Task to carry out -> Extract each line holding the word "ТЕСТ" from the entries.

%%

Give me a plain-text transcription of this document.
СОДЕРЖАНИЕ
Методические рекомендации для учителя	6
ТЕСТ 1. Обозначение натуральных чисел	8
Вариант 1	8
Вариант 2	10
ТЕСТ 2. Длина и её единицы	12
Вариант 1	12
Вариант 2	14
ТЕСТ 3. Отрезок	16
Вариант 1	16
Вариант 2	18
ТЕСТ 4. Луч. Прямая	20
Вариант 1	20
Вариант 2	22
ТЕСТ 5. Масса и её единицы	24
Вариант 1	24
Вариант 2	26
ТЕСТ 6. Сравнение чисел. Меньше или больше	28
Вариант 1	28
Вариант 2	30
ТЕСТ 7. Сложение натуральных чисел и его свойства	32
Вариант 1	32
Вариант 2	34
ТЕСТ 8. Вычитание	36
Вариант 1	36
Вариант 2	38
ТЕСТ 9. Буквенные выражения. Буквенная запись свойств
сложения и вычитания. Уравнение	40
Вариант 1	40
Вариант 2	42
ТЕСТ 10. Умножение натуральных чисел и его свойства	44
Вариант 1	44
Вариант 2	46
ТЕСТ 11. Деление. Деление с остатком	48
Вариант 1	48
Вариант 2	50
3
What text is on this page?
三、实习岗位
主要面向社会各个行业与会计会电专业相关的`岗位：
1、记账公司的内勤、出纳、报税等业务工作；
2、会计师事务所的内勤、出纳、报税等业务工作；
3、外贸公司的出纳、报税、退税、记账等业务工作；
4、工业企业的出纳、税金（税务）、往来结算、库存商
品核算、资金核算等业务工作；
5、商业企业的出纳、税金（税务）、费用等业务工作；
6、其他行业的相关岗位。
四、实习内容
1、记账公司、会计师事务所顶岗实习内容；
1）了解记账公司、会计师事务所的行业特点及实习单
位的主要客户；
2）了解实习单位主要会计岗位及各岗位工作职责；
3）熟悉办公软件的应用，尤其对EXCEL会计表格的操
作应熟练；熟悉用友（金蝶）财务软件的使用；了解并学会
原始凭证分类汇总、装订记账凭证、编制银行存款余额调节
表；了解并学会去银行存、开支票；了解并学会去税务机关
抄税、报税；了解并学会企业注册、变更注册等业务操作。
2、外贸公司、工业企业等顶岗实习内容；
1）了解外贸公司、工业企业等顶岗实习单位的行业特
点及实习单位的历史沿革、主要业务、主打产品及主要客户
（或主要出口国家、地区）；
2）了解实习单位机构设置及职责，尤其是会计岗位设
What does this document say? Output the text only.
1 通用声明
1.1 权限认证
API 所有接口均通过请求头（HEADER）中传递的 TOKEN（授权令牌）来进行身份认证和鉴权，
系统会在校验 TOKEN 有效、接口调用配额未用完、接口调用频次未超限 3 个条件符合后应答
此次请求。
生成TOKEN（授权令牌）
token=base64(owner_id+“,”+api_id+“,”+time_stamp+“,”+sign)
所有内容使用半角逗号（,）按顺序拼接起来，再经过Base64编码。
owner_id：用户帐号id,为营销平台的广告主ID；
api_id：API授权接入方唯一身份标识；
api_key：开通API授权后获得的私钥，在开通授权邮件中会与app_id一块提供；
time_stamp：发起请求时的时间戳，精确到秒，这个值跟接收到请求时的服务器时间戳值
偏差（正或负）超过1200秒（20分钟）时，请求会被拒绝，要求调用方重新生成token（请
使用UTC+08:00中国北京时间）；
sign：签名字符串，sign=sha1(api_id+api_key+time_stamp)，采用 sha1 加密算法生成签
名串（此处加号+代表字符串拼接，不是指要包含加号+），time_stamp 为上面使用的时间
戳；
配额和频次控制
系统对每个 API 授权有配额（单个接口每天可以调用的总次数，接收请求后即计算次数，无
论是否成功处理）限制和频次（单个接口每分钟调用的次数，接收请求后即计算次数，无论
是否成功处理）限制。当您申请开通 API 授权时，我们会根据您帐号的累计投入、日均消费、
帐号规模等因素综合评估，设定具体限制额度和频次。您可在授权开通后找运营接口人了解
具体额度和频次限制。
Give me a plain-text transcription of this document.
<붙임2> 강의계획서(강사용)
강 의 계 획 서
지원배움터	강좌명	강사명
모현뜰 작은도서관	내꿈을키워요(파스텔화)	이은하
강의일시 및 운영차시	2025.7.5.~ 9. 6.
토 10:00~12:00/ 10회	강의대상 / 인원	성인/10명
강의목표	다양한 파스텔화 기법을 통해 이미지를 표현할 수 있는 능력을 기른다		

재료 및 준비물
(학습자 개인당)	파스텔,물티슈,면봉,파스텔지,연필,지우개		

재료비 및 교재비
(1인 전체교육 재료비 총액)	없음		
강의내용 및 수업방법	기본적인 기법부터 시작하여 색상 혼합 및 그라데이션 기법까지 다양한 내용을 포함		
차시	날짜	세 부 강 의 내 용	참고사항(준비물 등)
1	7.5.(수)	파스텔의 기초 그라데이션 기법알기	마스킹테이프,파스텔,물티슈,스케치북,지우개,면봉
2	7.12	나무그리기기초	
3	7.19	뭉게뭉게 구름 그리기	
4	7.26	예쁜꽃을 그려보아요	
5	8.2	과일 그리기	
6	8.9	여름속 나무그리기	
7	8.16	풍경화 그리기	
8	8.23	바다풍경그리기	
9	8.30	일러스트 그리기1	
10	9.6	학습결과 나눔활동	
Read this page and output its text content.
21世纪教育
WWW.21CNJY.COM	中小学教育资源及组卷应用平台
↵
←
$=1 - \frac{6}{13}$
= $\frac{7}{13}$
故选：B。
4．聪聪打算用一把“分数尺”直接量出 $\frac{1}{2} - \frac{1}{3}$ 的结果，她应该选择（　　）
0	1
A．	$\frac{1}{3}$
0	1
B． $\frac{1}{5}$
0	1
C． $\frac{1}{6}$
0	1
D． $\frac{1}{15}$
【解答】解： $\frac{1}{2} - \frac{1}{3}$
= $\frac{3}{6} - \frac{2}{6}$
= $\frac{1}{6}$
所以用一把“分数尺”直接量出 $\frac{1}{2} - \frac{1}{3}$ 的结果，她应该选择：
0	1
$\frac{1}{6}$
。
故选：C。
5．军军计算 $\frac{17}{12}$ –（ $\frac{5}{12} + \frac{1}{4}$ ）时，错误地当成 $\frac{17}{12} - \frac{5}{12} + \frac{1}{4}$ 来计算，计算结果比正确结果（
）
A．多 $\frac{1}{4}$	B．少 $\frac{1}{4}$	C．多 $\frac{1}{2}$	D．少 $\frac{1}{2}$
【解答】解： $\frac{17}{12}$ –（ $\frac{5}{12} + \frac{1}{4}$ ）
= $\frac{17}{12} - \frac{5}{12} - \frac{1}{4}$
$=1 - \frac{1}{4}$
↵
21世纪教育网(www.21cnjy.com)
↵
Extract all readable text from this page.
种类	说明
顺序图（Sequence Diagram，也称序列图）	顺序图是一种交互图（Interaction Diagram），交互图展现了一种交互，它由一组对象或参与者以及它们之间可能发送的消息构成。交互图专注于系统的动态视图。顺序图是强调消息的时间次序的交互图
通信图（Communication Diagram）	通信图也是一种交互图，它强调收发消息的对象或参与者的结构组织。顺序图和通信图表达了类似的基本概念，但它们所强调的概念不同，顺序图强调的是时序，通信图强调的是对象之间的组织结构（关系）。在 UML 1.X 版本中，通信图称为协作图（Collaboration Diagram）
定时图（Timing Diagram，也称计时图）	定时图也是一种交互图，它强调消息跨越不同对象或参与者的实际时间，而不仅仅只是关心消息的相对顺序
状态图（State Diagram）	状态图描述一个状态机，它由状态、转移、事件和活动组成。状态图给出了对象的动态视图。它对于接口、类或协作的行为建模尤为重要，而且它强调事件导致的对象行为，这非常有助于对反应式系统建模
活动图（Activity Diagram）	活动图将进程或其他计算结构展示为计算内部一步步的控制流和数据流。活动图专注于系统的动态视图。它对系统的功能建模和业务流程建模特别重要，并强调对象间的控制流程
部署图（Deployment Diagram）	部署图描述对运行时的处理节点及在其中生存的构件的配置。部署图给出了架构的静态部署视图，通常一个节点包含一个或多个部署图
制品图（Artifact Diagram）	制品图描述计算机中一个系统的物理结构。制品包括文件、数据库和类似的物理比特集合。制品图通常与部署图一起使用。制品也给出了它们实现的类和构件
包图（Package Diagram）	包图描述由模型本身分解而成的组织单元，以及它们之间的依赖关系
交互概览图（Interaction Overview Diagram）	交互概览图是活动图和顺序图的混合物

%%

Exercise response ->
ТЕСТ 1. Обозначение натуральных чисел	8
ТЕСТ 2. Длина и её единицы	12
ТЕСТ 3. Отрезок	16
ТЕСТ 4. Луч. Прямая	20
ТЕСТ 5. Масса и её единицы	24
ТЕСТ 6. Сравнение чисел. Меньше или больше	28
ТЕСТ 7. Сложение натуральных чисел и его свойства	32
ТЕСТ 8. Вычитание	36
ТЕСТ 9. Буквенные выражения. Буквенная запись свойств
ТЕСТ 10. Умножение натуральных чисел и его свойства	44
ТЕСТ 11. Деление. Деление с остатком	48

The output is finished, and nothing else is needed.